● Required work
Determine how many lines hold "taken" and give only that number.

● Data extracted from a collection
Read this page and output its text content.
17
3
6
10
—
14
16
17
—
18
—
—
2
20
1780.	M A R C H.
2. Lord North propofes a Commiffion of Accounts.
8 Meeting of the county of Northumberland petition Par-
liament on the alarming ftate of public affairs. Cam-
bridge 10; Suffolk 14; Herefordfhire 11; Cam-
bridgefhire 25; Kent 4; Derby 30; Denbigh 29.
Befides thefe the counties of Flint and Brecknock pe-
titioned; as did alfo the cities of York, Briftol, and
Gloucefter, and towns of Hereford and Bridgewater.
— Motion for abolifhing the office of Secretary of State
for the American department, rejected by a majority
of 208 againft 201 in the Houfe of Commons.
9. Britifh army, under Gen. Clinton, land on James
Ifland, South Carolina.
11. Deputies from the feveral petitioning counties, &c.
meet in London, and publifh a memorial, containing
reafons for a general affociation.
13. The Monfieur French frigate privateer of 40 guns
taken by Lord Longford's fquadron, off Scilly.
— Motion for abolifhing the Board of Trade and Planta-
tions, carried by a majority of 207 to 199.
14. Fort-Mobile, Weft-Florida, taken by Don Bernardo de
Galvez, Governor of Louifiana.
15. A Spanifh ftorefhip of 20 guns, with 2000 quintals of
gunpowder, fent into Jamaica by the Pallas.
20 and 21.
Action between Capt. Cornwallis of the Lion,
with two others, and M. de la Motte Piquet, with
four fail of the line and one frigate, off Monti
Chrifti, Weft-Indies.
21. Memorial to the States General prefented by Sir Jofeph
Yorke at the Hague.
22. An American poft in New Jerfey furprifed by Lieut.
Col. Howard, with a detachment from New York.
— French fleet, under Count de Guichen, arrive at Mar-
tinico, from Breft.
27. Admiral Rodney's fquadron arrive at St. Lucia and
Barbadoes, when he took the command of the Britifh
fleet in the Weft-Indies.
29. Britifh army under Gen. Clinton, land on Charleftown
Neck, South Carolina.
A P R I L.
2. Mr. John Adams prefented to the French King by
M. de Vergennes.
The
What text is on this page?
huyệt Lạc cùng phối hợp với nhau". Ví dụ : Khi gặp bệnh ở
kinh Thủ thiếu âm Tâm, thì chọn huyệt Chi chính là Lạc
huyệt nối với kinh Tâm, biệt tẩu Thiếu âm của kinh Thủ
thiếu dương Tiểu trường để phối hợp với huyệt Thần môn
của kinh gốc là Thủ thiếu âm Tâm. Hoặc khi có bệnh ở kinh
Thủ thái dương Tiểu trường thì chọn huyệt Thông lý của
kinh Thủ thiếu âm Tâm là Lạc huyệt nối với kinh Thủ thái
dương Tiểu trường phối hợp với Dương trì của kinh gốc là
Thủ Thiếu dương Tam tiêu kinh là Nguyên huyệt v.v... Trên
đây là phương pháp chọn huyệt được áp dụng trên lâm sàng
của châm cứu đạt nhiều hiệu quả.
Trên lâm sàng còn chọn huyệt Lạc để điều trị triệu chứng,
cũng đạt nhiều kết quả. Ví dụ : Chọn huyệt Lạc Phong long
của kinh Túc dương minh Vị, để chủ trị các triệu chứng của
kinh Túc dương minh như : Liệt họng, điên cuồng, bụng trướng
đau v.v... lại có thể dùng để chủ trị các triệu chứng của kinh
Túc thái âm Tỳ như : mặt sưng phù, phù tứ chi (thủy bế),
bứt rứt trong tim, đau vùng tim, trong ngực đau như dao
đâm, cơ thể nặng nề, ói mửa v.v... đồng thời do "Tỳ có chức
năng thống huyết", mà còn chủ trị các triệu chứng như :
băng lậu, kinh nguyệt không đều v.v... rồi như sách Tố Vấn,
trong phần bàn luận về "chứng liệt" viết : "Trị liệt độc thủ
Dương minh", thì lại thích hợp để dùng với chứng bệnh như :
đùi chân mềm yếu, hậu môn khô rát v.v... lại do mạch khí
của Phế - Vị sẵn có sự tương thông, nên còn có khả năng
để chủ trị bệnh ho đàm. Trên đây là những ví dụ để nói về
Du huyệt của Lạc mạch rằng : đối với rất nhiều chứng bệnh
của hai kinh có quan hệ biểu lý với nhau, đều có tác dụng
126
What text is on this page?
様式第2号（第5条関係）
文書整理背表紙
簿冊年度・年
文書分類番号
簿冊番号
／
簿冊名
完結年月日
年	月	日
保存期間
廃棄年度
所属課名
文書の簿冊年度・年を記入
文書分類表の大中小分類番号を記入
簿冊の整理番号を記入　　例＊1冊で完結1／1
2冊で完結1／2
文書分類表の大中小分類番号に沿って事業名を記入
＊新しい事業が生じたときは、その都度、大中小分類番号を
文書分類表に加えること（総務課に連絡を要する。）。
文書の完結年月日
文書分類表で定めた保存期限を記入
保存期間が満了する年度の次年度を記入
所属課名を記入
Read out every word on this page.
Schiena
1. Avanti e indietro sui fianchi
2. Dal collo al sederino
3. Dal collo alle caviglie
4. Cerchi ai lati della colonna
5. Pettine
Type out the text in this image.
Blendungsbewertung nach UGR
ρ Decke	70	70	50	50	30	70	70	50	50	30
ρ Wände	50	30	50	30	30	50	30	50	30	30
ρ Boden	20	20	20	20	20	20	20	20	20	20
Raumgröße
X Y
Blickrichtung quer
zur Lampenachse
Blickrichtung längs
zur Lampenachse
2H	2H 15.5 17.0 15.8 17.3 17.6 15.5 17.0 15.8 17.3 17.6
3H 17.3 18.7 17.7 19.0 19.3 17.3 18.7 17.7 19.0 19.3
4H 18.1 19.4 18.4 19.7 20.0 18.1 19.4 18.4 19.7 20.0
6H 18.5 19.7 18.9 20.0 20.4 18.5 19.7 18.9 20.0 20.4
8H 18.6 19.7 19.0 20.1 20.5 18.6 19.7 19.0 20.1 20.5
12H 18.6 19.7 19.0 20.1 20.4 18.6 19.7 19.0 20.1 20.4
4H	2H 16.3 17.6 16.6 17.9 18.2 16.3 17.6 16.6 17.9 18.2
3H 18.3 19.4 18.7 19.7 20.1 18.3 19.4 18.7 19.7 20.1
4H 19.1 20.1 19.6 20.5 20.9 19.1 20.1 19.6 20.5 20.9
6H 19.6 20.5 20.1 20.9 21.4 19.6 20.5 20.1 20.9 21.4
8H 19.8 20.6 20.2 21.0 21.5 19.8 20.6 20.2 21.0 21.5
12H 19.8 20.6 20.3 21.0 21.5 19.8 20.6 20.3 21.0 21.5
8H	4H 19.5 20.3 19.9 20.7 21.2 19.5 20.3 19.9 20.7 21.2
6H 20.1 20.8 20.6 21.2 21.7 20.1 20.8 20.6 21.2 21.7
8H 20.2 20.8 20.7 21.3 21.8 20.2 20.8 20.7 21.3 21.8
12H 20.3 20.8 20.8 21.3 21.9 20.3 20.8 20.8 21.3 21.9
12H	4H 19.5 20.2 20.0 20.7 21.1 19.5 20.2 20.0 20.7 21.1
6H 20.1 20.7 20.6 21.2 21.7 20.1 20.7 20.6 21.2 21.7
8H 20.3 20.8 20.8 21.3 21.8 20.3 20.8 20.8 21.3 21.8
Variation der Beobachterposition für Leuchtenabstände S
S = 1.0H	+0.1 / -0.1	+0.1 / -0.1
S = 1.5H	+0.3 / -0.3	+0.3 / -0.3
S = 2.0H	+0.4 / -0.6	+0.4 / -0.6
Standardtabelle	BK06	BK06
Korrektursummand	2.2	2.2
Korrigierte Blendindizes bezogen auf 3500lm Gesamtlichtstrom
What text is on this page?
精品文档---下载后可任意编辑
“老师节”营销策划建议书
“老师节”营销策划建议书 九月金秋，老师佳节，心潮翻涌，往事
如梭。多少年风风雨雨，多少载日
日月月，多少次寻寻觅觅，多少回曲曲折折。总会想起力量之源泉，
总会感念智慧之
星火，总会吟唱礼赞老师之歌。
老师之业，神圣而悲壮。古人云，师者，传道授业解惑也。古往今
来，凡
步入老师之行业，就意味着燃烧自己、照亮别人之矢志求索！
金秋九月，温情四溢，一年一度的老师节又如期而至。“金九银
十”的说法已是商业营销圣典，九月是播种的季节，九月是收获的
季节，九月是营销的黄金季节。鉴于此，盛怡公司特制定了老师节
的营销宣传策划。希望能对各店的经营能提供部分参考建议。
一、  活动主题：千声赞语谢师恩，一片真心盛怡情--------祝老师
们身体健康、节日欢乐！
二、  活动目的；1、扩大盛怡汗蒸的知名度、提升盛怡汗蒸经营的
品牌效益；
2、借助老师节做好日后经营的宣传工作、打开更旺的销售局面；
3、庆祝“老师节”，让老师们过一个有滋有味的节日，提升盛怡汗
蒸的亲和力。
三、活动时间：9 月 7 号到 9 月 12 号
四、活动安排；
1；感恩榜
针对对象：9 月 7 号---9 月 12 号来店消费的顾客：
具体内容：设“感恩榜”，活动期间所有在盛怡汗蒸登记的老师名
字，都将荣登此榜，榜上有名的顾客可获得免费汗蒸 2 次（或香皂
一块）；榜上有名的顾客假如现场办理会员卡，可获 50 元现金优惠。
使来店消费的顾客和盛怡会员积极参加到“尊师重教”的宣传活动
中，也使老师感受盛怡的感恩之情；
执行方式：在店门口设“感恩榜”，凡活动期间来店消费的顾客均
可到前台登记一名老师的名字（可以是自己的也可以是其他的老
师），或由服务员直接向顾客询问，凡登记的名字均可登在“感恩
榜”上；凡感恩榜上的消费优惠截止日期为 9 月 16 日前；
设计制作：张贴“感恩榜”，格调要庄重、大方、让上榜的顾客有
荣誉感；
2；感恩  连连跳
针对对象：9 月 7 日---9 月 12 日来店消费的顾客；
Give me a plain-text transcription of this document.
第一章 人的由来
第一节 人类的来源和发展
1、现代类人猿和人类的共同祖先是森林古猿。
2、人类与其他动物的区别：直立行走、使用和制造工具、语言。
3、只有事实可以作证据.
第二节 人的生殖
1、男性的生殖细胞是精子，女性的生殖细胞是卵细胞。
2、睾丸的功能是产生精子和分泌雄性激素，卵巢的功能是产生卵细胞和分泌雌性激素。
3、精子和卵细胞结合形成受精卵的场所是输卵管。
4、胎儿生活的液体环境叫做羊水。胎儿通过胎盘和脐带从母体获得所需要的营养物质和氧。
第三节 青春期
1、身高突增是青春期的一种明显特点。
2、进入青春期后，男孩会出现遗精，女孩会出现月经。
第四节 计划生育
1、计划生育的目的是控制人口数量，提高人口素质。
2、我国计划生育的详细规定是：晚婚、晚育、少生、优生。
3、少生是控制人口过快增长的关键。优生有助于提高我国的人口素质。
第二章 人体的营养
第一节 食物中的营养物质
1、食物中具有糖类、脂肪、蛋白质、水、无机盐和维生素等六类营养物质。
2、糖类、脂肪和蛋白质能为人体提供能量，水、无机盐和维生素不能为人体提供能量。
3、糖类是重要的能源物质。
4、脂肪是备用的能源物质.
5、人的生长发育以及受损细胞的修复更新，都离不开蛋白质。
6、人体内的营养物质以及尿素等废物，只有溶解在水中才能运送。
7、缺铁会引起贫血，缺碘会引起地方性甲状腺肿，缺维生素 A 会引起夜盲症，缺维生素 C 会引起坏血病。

● Response
2